Return the listing below word for word.

[Figure contents as structured data]

════════════════

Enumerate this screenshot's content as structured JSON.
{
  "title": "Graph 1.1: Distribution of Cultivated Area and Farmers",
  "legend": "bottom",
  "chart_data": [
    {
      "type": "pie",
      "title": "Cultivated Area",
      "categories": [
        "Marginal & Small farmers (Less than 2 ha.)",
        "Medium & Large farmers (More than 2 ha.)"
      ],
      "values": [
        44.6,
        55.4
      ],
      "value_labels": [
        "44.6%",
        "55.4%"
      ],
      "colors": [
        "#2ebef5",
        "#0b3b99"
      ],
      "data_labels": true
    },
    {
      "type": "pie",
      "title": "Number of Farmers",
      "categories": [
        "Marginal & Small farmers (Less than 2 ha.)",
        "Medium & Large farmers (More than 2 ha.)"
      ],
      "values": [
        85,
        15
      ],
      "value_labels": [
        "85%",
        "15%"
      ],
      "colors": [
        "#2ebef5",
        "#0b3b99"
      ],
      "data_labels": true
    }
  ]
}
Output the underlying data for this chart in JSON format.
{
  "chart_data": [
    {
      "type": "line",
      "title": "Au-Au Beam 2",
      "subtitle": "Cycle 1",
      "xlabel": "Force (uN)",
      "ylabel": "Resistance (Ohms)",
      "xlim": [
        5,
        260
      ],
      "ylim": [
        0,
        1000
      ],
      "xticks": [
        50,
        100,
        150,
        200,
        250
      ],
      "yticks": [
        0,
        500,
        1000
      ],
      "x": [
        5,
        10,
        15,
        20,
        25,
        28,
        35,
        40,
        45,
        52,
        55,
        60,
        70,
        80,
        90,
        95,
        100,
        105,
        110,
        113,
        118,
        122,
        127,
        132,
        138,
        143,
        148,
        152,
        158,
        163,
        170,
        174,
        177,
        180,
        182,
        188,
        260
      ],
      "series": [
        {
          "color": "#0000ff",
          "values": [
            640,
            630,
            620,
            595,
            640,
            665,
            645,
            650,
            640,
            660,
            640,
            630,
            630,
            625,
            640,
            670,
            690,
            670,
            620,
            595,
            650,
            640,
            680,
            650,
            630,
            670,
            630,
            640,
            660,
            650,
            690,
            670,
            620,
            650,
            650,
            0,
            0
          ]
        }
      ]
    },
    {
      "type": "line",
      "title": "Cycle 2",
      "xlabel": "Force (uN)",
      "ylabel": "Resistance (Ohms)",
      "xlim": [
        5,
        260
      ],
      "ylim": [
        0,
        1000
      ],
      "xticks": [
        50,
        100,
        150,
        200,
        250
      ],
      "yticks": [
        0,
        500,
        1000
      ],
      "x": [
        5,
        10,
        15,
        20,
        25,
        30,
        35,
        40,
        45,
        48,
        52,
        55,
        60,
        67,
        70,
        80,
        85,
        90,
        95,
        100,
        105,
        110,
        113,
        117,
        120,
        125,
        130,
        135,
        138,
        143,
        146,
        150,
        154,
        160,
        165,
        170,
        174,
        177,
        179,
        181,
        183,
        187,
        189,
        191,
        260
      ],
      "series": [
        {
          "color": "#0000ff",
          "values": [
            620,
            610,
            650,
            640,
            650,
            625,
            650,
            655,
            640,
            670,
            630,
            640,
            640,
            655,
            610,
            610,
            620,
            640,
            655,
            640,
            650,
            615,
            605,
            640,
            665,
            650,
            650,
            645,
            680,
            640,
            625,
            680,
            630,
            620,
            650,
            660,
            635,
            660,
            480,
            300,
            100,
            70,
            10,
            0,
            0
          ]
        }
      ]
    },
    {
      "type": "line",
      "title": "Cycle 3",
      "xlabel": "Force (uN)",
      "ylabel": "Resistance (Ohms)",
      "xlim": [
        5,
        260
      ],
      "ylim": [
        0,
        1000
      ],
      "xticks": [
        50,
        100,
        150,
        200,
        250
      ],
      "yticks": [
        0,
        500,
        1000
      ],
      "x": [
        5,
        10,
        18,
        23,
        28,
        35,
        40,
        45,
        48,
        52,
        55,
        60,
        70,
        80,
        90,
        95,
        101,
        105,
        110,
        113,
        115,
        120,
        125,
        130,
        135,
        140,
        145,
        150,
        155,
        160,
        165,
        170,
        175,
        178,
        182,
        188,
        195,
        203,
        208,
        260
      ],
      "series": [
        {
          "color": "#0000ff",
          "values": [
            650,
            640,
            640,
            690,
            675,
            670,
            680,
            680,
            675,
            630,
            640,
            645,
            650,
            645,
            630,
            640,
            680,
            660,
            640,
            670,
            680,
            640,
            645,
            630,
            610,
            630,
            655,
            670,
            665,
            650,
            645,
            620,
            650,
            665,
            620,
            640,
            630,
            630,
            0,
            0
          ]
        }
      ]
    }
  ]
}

════════════════

(Task output):
Enumerate this screenshot's content as structured JSON.
{
  "title": "Graph 1.1: Distribution of Cultivated Area and Farmers",
  "legend": "bottom",
  "chart_data": [
    {
      "type": "pie",
      "title": "Cultivated Area",
      "categories": [
        "Marginal & Small farmers (Less than 2 ha.)",
        "Medium & Large farmers (More than 2 ha.)"
      ],
      "values": [
        44.6,
        55.4
      ],
      "value_labels": [
        "44.6%",
        "55.4%"
      ],
      "colors": [
        "#2ebef5",
        "#0b3b99"
      ],
      "data_labels": true
    },
    {
      "type": "pie",
      "title": "Number of Farmers",
      "categories": [
        "Marginal & Small farmers (Less than 2 ha.)",
        "Medium & Large farmers (More than 2 ha.)"
      ],
      "values": [
        85,
        15
      ],
      "value_labels": [
        "85%",
        "15%"
      ],
      "colors": [
        "#2ebef5",
        "#0b3b99"
      ],
      "data_labels": true
    }
  ]
}
Output the underlying data for this chart in JSON format.
{
  "chart_data": [
    {
      "type": "line",
      "title": "Au-Au Beam 2",
      "subtitle": "Cycle 1",
      "xlabel": "Force (uN)",
      "ylabel": "Resistance (Ohms)",
      "xlim": [
        5,
        260
      ],
      "ylim": [
        0,
        1000
      ],
      "xticks": [
        50,
        100,
        150,
        200,
        250
      ],
      "yticks": [
        0,
        500,
        1000
      ],
      "x": [
        5,
        10,
        15,
        20,
        25,
        28,
        35,
        40,
        45,
        52,
        55,
        60,
        70,
        80,
        90,
        95,
        100,
        105,
        110,
        113,
        118,
        122,
        127,
        132,
        138,
        143,
        148,
        152,
        158,
        163,
        170,
        174,
        177,
        180,
        182,
        188,
        260
      ],
      "series": [
        {
          "color": "#0000ff",
          "values": [
            640,
            630,
            620,
            595,
            640,
            665,
            645,
            650,
            640,
            660,
            640,
            630,
            630,
            625,
            640,
            670,
            690,
            670,
            620,
            595,
            650,
            640,
            680,
            650,
            630,
            670,
            630,
            640,
            660,
            650,
            690,
            670,
            620,
            650,
            650,
            0,
            0
          ]
        }
      ]
    },
    {
      "type": "line",
      "title": "Cycle 2",
      "xlabel": "Force (uN)",
      "ylabel": "Resistance (Ohms)",
      "xlim": [
        5,
        260
      ],
      "ylim": [
        0,
        1000
      ],
      "xticks": [
        50,
        100,
        150,
        200,
        250
      ],
      "yticks": [
        0,
        500,
        1000
      ],
      "x": [
        5,
        10,
        15,
        20,
        25,
        30,
        35,
        40,
        45,
        48,
        52,
        55,
        60,
        67,
        70,
        80,
        85,
        90,
        95,
        100,
        105,
        110,
        113,
        117,
        120,
        125,
        130,
        135,
        138,
        143,
        146,
        150,
        154,
        160,
        165,
        170,
        174,
        177,
        179,
        181,
        183,
        187,
        189,
        191,
        260
      ],
      "series": [
        {
          "color": "#0000ff",
          "values": [
            620,
            610,
            650,
            640,
            650,
            625,
            650,
            655,
            640,
            670,
            630,
            640,
            640,
            655,
            610,
            610,
            620,
            640,
            655,
            640,
            650,
            615,
            605,
            640,
            665,
            650,
            650,
            645,
            680,
            640,
            625,
            680,
            630,
            620,
            650,
            660,
            635,
            660,
            480,
            300,
            100,
            70,
            10,
            0,
            0
          ]
        }
      ]
    },
    {
      "type": "line",
      "title": "Cycle 3",
      "xlabel": "Force (uN)",
      "ylabel": "Resistance (Ohms)",
      "xlim": [
        5,
        260
      ],
      "ylim": [
        0,
        1000
      ],
      "xticks": [
        50,
        100,
        150,
        200,
        250
      ],
      "yticks": [
        0,
        500,
        1000
      ],
      "x": [
        5,
        10,
        18,
        23,
        28,
        35,
        40,
        45,
        48,
        52,
        55,
        60,
        70,
        80,
        90,
        95,
        101,
        105,
        110,
        113,
        115,
        120,
        125,
        130,
        135,
        140,
        145,
        150,
        155,
        160,
        165,
        170,
        175,
        178,
        182,
        188,
        195,
        203,
        208,
        260
      ],
      "series": [
        {
          "color": "#0000ff",
          "values": [
            650,
            640,
            640,
            690,
            675,
            670,
            680,
            680,
            675,
            630,
            640,
            645,
            650,
            645,
            630,
            640,
            680,
            660,
            640,
            670,
            680,
            640,
            645,
            630,
            610,
            630,
            655,
            670,
            665,
            650,
            645,
            620,
            650,
            665,
            620,
            640,
            630,
            630,
            0,
            0
          ]
        }
      ]
    }
  ]
}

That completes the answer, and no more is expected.